= Task set =
**A)** Summarize the text on police demilitarization in two sentences.
**B)** In the text on police demilitarization, replace "wary" with "cautious" in the passage starting at "The police department in" and ending at "accepting a Humvee.", and write out that passage.

= Text shown =
######

The country also relies squarely on the police when someone is having a mental health crisis and requires not a violent intercession but a health care intervention.
“We don’t, as a society, have many other resources available for people in crisis,” she said. “Whenever there is any sort of mental health problem, or a problem related to drug abuse, the reflexive tendency of Americans is to call the police, because we typically don’t have any other real resources.”
But there are alternatives in most of these scenarios that don’t entail thousands of ordinary police forces arming and armoring themselves to the teeth, she added. Police can pick and choose when to serve search warrants to minimize the chances for violence. Lawmakers could pass the kinds of gun control that police organizations ask for and dedicate real money to resources for mental health and domestic violence prevention.
German pointed out that if someone won’t come out of their house to receive a search warrant, police don’t have to break down the door.
“To reduce the level of violence, usually you just have to be smart,” he added. “You can shut off their power. You can shut off their water and say, ‘Hey, it’s going to get really unpleasant in there really fast.’ Eventually, they’ll come out. You’re law enforcement. You have nothing but time.”
There are recent examples of police taking these criticisms to heart and taking steps to demilitarize. In 2018, the police chief of Superior, Wisconsin, returned the agency’s mine-resistant vehicle, saying, “I heard from citizens that they didn’t view it as an appropriate piece of equipment for the Police Department — that they thought we were overdoing things when we had that type of vehicle out.” As calls to rethink and defund policing swept the country last year, Santa Fe, New Mexico, returned an MRAP and an army Humvee “in order to maintain the trust and confidence the community has for the Santa Fe Police Department.”
The police department in Sand Springs, Oklahoma — which requested an armored vehicle because “suspects can become violent” in 2018 — turned down the opportunity to receive an MRAP, Chief John Mars told HuffPost, and is wary of accepting a Humvee.

######

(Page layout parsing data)
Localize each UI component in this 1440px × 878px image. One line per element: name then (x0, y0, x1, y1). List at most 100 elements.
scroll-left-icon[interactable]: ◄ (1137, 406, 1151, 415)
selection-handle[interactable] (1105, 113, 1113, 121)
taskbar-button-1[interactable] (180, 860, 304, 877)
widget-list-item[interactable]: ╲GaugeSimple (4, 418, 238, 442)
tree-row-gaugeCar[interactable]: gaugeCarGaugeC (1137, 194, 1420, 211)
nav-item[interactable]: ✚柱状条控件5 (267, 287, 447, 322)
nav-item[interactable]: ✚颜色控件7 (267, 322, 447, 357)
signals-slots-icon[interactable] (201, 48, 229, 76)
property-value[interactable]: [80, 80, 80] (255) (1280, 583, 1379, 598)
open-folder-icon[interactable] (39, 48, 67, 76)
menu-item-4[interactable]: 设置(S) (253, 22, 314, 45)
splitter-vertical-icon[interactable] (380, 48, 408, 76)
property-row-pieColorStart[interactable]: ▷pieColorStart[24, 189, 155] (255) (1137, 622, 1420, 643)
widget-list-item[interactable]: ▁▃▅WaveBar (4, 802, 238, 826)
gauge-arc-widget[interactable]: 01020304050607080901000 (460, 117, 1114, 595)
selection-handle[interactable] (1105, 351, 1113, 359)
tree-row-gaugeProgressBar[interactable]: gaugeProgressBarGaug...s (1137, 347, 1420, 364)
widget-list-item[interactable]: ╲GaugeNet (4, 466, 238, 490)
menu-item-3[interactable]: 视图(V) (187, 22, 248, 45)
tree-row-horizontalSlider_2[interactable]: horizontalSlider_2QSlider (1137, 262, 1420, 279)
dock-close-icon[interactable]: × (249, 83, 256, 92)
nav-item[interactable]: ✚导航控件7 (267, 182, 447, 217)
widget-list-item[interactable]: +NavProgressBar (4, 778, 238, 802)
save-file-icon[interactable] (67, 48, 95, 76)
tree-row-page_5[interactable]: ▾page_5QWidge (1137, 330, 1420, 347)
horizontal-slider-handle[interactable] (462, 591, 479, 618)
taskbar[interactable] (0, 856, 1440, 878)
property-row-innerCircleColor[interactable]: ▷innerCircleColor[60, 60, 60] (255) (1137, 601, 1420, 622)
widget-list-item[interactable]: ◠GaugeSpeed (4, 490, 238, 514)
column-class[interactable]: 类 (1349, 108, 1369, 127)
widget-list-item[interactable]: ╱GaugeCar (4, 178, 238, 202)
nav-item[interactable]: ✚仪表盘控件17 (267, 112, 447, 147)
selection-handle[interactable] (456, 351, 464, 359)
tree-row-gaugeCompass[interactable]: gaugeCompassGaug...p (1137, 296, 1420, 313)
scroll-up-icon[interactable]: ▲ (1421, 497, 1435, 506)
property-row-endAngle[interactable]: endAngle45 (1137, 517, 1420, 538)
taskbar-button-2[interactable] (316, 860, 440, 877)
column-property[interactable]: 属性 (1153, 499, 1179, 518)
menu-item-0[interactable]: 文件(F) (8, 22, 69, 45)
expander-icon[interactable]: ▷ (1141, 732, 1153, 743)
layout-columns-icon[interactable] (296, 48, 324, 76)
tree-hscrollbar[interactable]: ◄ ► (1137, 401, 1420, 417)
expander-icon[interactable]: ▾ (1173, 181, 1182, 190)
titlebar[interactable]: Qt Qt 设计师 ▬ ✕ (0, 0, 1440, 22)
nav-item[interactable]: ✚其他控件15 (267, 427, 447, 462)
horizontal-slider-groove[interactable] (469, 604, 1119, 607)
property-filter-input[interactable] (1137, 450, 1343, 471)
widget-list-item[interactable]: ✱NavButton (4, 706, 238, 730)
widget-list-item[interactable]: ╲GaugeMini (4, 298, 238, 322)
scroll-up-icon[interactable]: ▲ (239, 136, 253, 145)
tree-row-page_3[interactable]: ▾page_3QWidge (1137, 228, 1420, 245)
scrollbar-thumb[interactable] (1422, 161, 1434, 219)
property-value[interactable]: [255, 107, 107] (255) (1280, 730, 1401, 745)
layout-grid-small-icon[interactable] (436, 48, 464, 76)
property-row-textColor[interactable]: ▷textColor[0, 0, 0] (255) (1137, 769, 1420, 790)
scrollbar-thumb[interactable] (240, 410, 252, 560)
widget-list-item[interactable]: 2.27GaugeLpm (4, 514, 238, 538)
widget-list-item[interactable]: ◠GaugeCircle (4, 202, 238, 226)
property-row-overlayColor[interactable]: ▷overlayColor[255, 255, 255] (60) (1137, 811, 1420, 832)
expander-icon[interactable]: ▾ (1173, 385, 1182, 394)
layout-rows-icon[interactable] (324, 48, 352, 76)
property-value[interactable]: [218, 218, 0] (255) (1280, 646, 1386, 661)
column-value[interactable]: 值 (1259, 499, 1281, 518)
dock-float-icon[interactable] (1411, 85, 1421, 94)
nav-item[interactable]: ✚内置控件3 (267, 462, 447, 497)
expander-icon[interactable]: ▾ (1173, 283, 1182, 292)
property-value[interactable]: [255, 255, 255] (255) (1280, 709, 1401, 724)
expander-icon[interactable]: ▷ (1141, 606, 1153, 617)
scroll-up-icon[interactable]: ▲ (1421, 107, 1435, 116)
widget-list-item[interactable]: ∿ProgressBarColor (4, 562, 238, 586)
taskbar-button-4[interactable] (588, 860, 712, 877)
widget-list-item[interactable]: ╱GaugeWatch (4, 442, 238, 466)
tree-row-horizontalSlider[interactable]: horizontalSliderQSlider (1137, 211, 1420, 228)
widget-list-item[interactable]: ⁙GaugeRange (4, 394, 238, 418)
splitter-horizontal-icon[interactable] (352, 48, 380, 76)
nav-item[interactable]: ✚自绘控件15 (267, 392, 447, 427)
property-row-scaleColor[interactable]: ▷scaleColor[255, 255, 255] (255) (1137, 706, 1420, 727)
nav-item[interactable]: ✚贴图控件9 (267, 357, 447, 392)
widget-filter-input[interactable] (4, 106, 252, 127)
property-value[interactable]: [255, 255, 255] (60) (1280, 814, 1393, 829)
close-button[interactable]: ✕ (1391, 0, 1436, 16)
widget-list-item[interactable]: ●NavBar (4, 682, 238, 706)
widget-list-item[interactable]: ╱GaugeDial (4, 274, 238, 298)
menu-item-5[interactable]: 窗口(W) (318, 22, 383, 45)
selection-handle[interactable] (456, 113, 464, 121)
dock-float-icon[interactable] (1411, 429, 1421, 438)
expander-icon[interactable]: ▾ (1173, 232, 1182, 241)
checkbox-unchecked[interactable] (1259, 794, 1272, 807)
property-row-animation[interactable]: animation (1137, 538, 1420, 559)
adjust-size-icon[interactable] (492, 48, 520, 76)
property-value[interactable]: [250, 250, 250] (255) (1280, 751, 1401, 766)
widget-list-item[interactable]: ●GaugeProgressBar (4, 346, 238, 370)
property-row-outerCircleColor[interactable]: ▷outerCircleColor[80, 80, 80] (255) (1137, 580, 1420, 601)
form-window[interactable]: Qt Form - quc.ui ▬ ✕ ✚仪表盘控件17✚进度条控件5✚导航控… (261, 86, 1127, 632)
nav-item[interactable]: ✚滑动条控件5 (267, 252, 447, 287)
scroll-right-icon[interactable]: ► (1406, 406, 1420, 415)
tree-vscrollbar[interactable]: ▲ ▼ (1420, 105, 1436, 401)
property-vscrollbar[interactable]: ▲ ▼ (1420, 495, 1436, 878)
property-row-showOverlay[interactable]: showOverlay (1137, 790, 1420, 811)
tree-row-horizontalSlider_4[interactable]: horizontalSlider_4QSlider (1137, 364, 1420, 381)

######

= Responses in order =
**A)** The text describes alternatives to heavily armed policing, such as timing search warrants to minimize violence, waiting out suspects instead of breaking down doors, passing gun control, and funding mental health and domestic violence prevention. It also notes that police agencies in Superior, Wisconsin, and Santa Fe, New Mexico, returned military vehicles, while the Sand Springs, Oklahoma, department turned down an MRAP.

**B)**
The police department in Sand Springs, Oklahoma — which requested an armored vehicle because “suspects can become violent” in 2018 — turned down the opportunity to receive an MRAP, Chief John Mars told HuffPost, and is cautious of accepting a Humvee.